Given problem -
Below are some records. Copy every line in them that holds "name".

Stored data -

↓↓↓

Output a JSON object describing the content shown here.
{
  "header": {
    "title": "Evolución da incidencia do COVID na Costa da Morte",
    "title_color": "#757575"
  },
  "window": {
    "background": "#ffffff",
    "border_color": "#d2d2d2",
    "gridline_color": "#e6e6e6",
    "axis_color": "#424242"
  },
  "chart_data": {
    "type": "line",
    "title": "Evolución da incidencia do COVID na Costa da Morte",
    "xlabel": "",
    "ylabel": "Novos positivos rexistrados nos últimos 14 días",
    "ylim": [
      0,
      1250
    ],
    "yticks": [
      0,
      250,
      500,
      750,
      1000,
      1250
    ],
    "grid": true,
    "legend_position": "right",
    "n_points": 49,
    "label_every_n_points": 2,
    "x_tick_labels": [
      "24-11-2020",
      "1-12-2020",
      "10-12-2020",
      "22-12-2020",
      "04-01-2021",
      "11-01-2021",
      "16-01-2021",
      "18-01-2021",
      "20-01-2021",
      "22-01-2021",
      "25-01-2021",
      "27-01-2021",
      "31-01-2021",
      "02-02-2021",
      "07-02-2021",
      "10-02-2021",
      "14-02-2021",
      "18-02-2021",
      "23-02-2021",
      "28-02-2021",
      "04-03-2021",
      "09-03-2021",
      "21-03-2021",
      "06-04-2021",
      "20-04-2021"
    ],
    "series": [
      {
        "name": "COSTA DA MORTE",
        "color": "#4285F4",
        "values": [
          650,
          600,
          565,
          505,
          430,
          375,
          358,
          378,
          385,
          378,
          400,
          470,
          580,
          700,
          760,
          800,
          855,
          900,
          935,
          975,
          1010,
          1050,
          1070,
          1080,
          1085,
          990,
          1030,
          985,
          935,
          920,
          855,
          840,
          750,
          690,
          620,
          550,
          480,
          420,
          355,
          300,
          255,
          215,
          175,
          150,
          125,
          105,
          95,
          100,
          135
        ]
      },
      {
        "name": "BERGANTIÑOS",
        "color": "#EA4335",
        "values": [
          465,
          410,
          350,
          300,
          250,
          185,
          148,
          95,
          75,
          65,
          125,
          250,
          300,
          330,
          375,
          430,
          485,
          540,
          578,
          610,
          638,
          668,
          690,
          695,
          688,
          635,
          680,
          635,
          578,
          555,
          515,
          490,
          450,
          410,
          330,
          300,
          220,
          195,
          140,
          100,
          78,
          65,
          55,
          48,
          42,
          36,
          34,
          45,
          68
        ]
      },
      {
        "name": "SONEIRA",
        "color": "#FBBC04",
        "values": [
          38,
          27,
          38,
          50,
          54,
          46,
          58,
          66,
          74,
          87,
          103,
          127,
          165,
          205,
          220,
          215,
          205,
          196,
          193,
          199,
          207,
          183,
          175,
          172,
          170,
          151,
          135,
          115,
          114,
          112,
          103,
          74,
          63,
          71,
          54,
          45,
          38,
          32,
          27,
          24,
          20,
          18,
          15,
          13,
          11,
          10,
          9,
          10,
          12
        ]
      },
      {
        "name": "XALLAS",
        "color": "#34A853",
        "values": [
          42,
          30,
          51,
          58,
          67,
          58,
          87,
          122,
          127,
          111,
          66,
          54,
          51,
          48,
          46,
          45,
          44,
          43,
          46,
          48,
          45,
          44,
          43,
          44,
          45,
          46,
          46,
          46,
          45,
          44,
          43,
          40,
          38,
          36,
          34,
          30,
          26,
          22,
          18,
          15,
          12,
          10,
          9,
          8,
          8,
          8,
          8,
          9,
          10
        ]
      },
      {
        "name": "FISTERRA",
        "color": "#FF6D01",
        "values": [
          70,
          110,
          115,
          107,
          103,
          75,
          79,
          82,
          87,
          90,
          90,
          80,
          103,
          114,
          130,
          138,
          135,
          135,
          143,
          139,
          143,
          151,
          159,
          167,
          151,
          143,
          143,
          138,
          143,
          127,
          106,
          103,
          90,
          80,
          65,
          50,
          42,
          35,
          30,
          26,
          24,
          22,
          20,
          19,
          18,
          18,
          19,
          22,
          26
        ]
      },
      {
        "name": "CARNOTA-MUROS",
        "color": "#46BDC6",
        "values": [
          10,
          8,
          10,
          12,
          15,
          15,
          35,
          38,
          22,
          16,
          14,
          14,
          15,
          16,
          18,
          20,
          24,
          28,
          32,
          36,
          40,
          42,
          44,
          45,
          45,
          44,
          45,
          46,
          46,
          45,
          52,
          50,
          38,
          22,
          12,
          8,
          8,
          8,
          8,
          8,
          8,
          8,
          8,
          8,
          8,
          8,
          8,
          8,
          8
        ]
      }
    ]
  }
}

↑↑↑

Expected answer -
        "name": "COSTA DA MORTE",
        "name": "BERGANTIÑOS",
        "name": "SONEIRA",
        "name": "XALLAS",
        "name": "FISTERRA",
        "name": "CARNOTA-MUROS",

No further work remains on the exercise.